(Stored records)
================

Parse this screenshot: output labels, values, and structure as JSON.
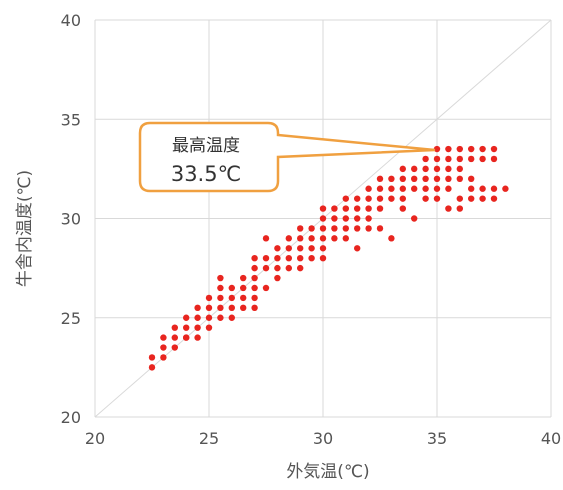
{
  "chart_data": {
    "type": "scatter",
    "title": "",
    "xlabel": "外気温(℃)",
    "ylabel": "牛舎内温度(℃)",
    "xlim": [
      20,
      40
    ],
    "ylim": [
      20,
      40
    ],
    "x_ticks": [
      "20",
      "25",
      "30",
      "35",
      "40"
    ],
    "y_ticks": [
      "20",
      "25",
      "30",
      "35",
      "40"
    ],
    "grid": true,
    "reference_line": {
      "type": "y=x",
      "color": "#d9d9d9"
    },
    "point_color": "#e8251f",
    "annotation": {
      "label": "最高温度",
      "value": "33.5℃",
      "border_color": "#f0a040",
      "points_to": {
        "x": 35,
        "y": 33.5
      }
    },
    "series": [
      {
        "points": [
          [
            22.5,
            23
          ],
          [
            23,
            23
          ],
          [
            23,
            23.5
          ],
          [
            23.5,
            23.5
          ],
          [
            23,
            24
          ],
          [
            23.5,
            24
          ],
          [
            24,
            24
          ],
          [
            23.5,
            24.5
          ],
          [
            24,
            24.5
          ],
          [
            24.5,
            24.5
          ],
          [
            24,
            25
          ],
          [
            24.5,
            25
          ],
          [
            25,
            25
          ],
          [
            25.5,
            25
          ],
          [
            24,
            24
          ],
          [
            24.5,
            24
          ],
          [
            24.5,
            25.5
          ],
          [
            25,
            25.5
          ],
          [
            25.5,
            25.5
          ],
          [
            25,
            26
          ],
          [
            25.5,
            26
          ],
          [
            26,
            26
          ],
          [
            25.5,
            26.5
          ],
          [
            26,
            26.5
          ],
          [
            26.5,
            26.5
          ],
          [
            25.5,
            27
          ],
          [
            26,
            25
          ],
          [
            26.5,
            25.5
          ],
          [
            26,
            25.5
          ],
          [
            26.5,
            27
          ],
          [
            27,
            26.5
          ],
          [
            27,
            27
          ],
          [
            27,
            27.5
          ],
          [
            27.5,
            27.5
          ],
          [
            27,
            26
          ],
          [
            27.5,
            26.5
          ],
          [
            27,
            28
          ],
          [
            27.5,
            28
          ],
          [
            28,
            28
          ],
          [
            27.5,
            29
          ],
          [
            28,
            27.5
          ],
          [
            28,
            28.5
          ],
          [
            28.5,
            28.5
          ],
          [
            28.5,
            29
          ],
          [
            29,
            29
          ],
          [
            28.5,
            28
          ],
          [
            29,
            28.5
          ],
          [
            29,
            27.5
          ],
          [
            29,
            29.5
          ],
          [
            29.5,
            29.5
          ],
          [
            29.5,
            29
          ],
          [
            29.5,
            28.5
          ],
          [
            30,
            29
          ],
          [
            29.5,
            28
          ],
          [
            30,
            28
          ],
          [
            30,
            29.5
          ],
          [
            30,
            30
          ],
          [
            30.5,
            30
          ],
          [
            30,
            30.5
          ],
          [
            30.5,
            29.5
          ],
          [
            30.5,
            29
          ],
          [
            31,
            29.5
          ],
          [
            31,
            30
          ],
          [
            31,
            30.5
          ],
          [
            31.5,
            30.5
          ],
          [
            31,
            29
          ],
          [
            31.5,
            29.5
          ],
          [
            31.5,
            30
          ],
          [
            31.5,
            31
          ],
          [
            31,
            31
          ],
          [
            32,
            31
          ],
          [
            32,
            30.5
          ],
          [
            32,
            31.5
          ],
          [
            32.5,
            31.5
          ],
          [
            32,
            30
          ],
          [
            32.5,
            31
          ],
          [
            32.5,
            30.5
          ],
          [
            33,
            31.5
          ],
          [
            33,
            32
          ],
          [
            32.5,
            32
          ],
          [
            33.5,
            32
          ],
          [
            33,
            31
          ],
          [
            33.5,
            31
          ],
          [
            33.5,
            31.5
          ],
          [
            34,
            31.5
          ],
          [
            33,
            29
          ],
          [
            33.5,
            30.5
          ],
          [
            34,
            30
          ],
          [
            34,
            32
          ],
          [
            34,
            32.5
          ],
          [
            34.5,
            32.5
          ],
          [
            34.5,
            32
          ],
          [
            34.5,
            31.5
          ],
          [
            34.5,
            31
          ],
          [
            35,
            31
          ],
          [
            35,
            32
          ],
          [
            35,
            32.5
          ],
          [
            35,
            33
          ],
          [
            35.5,
            33
          ],
          [
            35.5,
            32.5
          ],
          [
            35,
            31.5
          ],
          [
            35.5,
            31.5
          ],
          [
            35.5,
            30.5
          ],
          [
            36,
            30.5
          ],
          [
            35.5,
            32
          ],
          [
            36,
            32.5
          ],
          [
            36,
            33
          ],
          [
            36.5,
            33
          ],
          [
            36,
            32
          ],
          [
            36.5,
            32
          ],
          [
            36.5,
            31.5
          ],
          [
            36.5,
            33.5
          ],
          [
            37,
            33.5
          ],
          [
            37,
            33
          ],
          [
            37.5,
            33
          ],
          [
            37.5,
            33.5
          ],
          [
            35.5,
            33.5
          ],
          [
            36,
            33.5
          ],
          [
            37,
            31.5
          ],
          [
            37,
            31
          ],
          [
            37.5,
            31.5
          ],
          [
            37.5,
            31
          ],
          [
            38,
            31.5
          ],
          [
            36.5,
            31
          ],
          [
            36,
            31
          ],
          [
            34.5,
            33
          ],
          [
            35,
            33.5
          ],
          [
            32,
            29.5
          ],
          [
            31.5,
            28.5
          ],
          [
            33.5,
            32.5
          ],
          [
            32.5,
            29.5
          ],
          [
            30.5,
            30.5
          ],
          [
            30,
            28.5
          ],
          [
            29,
            28
          ],
          [
            28.5,
            27.5
          ],
          [
            28,
            27
          ],
          [
            26.5,
            26
          ],
          [
            27,
            25.5
          ],
          [
            25,
            24.5
          ],
          [
            22.5,
            22.5
          ]
        ]
      }
    ]
  }
}
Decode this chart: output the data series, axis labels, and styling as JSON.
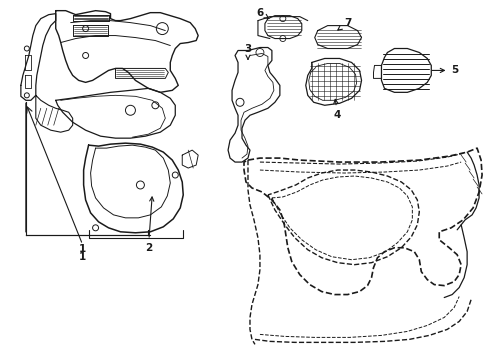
{
  "background_color": "#ffffff",
  "line_color": "#1a1a1a",
  "figsize": [
    4.89,
    3.6
  ],
  "dpi": 100,
  "label_fs": 7.5
}
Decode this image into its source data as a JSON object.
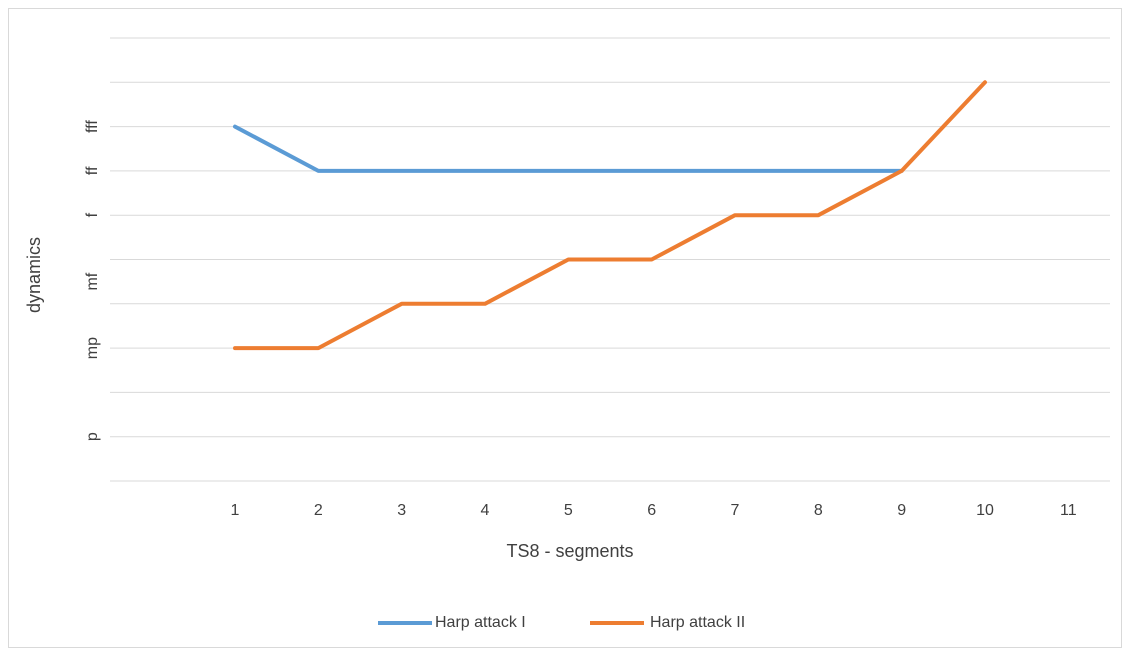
{
  "chart_data": {
    "type": "line",
    "x_label": "TS8 - segments",
    "y_label": "dynamics",
    "categories": [
      null,
      "1",
      "2",
      "3",
      "4",
      "5",
      "6",
      "7",
      "8",
      "9",
      "10",
      "11"
    ],
    "series": [
      {
        "name": "Harp attack I",
        "color": "#5b9bd5",
        "values": [
          null,
          8,
          7,
          7,
          7,
          7,
          7,
          7,
          7,
          7,
          null,
          null
        ]
      },
      {
        "name": "Harp attack II",
        "color": "#ed7d31",
        "values": [
          null,
          3,
          3,
          4,
          4,
          5,
          5,
          6,
          6,
          7,
          9,
          null
        ]
      }
    ],
    "ylim": [
      0,
      10
    ],
    "ygrid": [
      0,
      1,
      2,
      3,
      4,
      5,
      6,
      7,
      8,
      9,
      10
    ],
    "yticks": [
      {
        "value": 1,
        "label": "p"
      },
      {
        "value": 3,
        "label": "mp"
      },
      {
        "value": 4.5,
        "label": "mf"
      },
      {
        "value": 6,
        "label": "f"
      },
      {
        "value": 7,
        "label": "ff"
      },
      {
        "value": 8,
        "label": "fff"
      }
    ],
    "grid": true,
    "legend": "bottom"
  }
}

================

Exercise prompt
What is needed is an exact reproduction of the data, pictures excluded.

Full output
Parse this screenshot: output labels, values, and structure as JSON.
{
  "chart_data": {
    "type": "scatter",
    "title": "",
    "xlabel": "外気温(℃)",
    "ylabel": "牛舎内温度(℃)",
    "xlim": [
      20,
      40
    ],
    "ylim": [
      20,
      40
    ],
    "x_ticks": [
      "20",
      "25",
      "30",
      "35",
      "40"
    ],
    "y_ticks": [
      "20",
      "25",
      "30",
      "35",
      "40"
    ],
    "grid": true,
    "reference_line": {
      "type": "y=x",
      "color": "#d9d9d9"
    },
    "point_color": "#e8251f",
    "annotation": {
      "label": "最高温度",
      "value": "33.5℃",
      "border_color": "#f0a040",
      "points_to": {
        "x": 35,
        "y": 33.5
      }
    },
    "series": [
      {
        "points": [
          [
            22.5,
            23
          ],
          [
            23,
            23
          ],
          [
            23,
            23.5
          ],
          [
            23.5,
            23.5
          ],
          [
            23,
            24
          ],
          [
            23.5,
            24
          ],
          [
            24,
            24
          ],
          [
            23.5,
            24.5
          ],
          [
            24,
            24.5
          ],
          [
            24.5,
            24.5
          ],
          [
            24,
            25
          ],
          [
            24.5,
            25
          ],
          [
            25,
            25
          ],
          [
            25.5,
            25
          ],
          [
            24,
            24
          ],
          [
            24.5,
            24
          ],
          [
            24.5,
            25.5
          ],
          [
            25,
            25.5
          ],
          [
            25.5,
            25.5
          ],
          [
            25,
            26
          ],
          [
            25.5,
            26
          ],
          [
            26,
            26
          ],
          [
            25.5,
            26.5
          ],
          [
            26,
            26.5
          ],
          [
            26.5,
            26.5
          ],
          [
            25.5,
            27
          ],
          [
            26,
            25
          ],
          [
            26.5,
            25.5
          ],
          [
            26,
            25.5
          ],
          [
            26.5,
            27
          ],
          [
            27,
            26.5
          ],
          [
            27,
            27
          ],
          [
            27,
            27.5
          ],
          [
            27.5,
            27.5
          ],
          [
            27,
            26
          ],
          [
            27.5,
            26.5
          ],
          [
            27,
            28
          ],
          [
            27.5,
            28
          ],
          [
            28,
            28
          ],
          [
            27.5,
            29
          ],
          [
            28,
            27.5
          ],
          [
            28,
            28.5
          ],
          [
            28.5,
            28.5
          ],
          [
            28.5,
            29
          ],
          [
            29,
            29
          ],
          [
            28.5,
            28
          ],
          [
            29,
            28.5
          ],
          [
            29,
            27.5
          ],
          [
            29,
            29.5
          ],
          [
            29.5,
            29.5
          ],
          [
            29.5,
            29
          ],
          [
            29.5,
            28.5
          ],
          [
            30,
            29
          ],
          [
            29.5,
            28
          ],
          [
            30,
            28
          ],
          [
            30,
            29.5
          ],
          [
            30,
            30
          ],
          [
            30.5,
            30
          ],
          [
            30,
            30.5
          ],
          [
            30.5,
            29.5
          ],
          [
            30.5,
            29
          ],
          [
            31,
            29.5
          ],
          [
            31,
            30
          ],
          [
            31,
            30.5
          ],
          [
            31.5,
            30.5
          ],
          [
            31,
            29
          ],
          [
            31.5,
            29.5
          ],
          [
            31.5,
            30
          ],
          [
            31.5,
            31
          ],
          [
            31,
            31
          ],
          [
            32,
            31
          ],
          [
            32,
            30.5
          ],
          [
            32,
            31.5
          ],
          [
            32.5,
            31.5
          ],
          [
            32,
            30
          ],
          [
            32.5,
            31
          ],
          [
            32.5,
            30.5
          ],
          [
            33,
            31.5
          ],
          [
            33,
            32
          ],
          [
            32.5,
            32
          ],
          [
            33.5,
            32
          ],
          [
            33,
            31
          ],
          [
            33.5,
            31
          ],
          [
            33.5,
            31.5
          ],
          [
            34,
            31.5
          ],
          [
            33,
            29
          ],
          [
            33.5,
            30.5
          ],
          [
            34,
            30
          ],
          [
            34,
            32
          ],
          [
            34,
            32.5
          ],
          [
            34.5,
            32.5
          ],
          [
            34.5,
            32
          ],
          [
            34.5,
            31.5
          ],
          [
            34.5,
            31
          ],
          [
            35,
            31
          ],
          [
            35,
            32
          ],
          [
            35,
            32.5
          ],
          [
            35,
            33
          ],
          [
            35.5,
            33
          ],
          [
            35.5,
            32.5
          ],
          [
            35,
            31.5
          ],
          [
            35.5,
            31.5
          ],
          [
            35.5,
            30.5
          ],
          [
            36,
            30.5
          ],
          [
            35.5,
            32
          ],
          [
            36,
            32.5
          ],
          [
            36,
            33
          ],
          [
            36.5,
            33
          ],
          [
            36,
            32
          ],
          [
            36.5,
            32
          ],
          [
            36.5,
            31.5
          ],
          [
            36.5,
            33.5
          ],
          [
            37,
            33.5
          ],
          [
            37,
            33
          ],
          [
            37.5,
            33
          ],
          [
            37.5,
            33.5
          ],
          [
            35.5,
            33.5
          ],
          [
            36,
            33.5
          ],
          [
            37,
            31.5
          ],
          [
            37,
            31
          ],
          [
            37.5,
            31.5
          ],
          [
            37.5,
            31
          ],
          [
            38,
            31.5
          ],
          [
            36.5,
            31
          ],
          [
            36,
            31
          ],
          [
            34.5,
            33
          ],
          [
            35,
            33.5
          ],
          [
            32,
            29.5
          ],
          [
            31.5,
            28.5
          ],
          [
            33.5,
            32.5
          ],
          [
            32.5,
            29.5
          ],
          [
            30.5,
            30.5
          ],
          [
            30,
            28.5
          ],
          [
            29,
            28
          ],
          [
            28.5,
            27.5
          ],
          [
            28,
            27
          ],
          [
            26.5,
            26
          ],
          [
            27,
            25.5
          ],
          [
            25,
            24.5
          ],
          [
            22.5,
            22.5
          ]
        ]
      }
    ]
  }
}
Decode this chart: output the data series, axis labels, and styling as JSON.
{
  "background_color": "#ffffff",
  "line_color": "#1a1a1a",
  "figsize": [
    4.89,
    3.6
  ],
  "dpi": 100,
  "label_fs": 7.5
}
Decode this image into its source data as a JSON object.
{
  "chart_data": {
    "type": "line",
    "x_label": "TS8 - segments",
    "y_label": "dynamics",
    "categories": [
      null,
      "1",
      "2",
      "3",
      "4",
      "5",
      "6",
      "7",
      "8",
      "9",
      "10",
      "11"
    ],
    "series": [
      {
        "name": "Harp attack I",
        "color": "#5b9bd5",
        "values": [
          null,
          8,
          7,
          7,
          7,
          7,
          7,
          7,
          7,
          7,
          null,
          null
        ]
      },
      {
        "name": "Harp attack II",
        "color": "#ed7d31",
        "values": [
          null,
          3,
          3,
          4,
          4,
          5,
          5,
          6,
          6,
          7,
          9,
          null
        ]
      }
    ],
    "ylim": [
      0,
      10
    ],
    "ygrid": [
      0,
      1,
      2,
      3,
      4,
      5,
      6,
      7,
      8,
      9,
      10
    ],
    "yticks": [
      {
        "value": 1,
        "label": "p"
      },
      {
        "value": 3,
        "label": "mp"
      },
      {
        "value": 4.5,
        "label": "mf"
      },
      {
        "value": 6,
        "label": "f"
      },
      {
        "value": 7,
        "label": "ff"
      },
      {
        "value": 8,
        "label": "fff"
      }
    ],
    "grid": true,
    "legend": "bottom"
  }
}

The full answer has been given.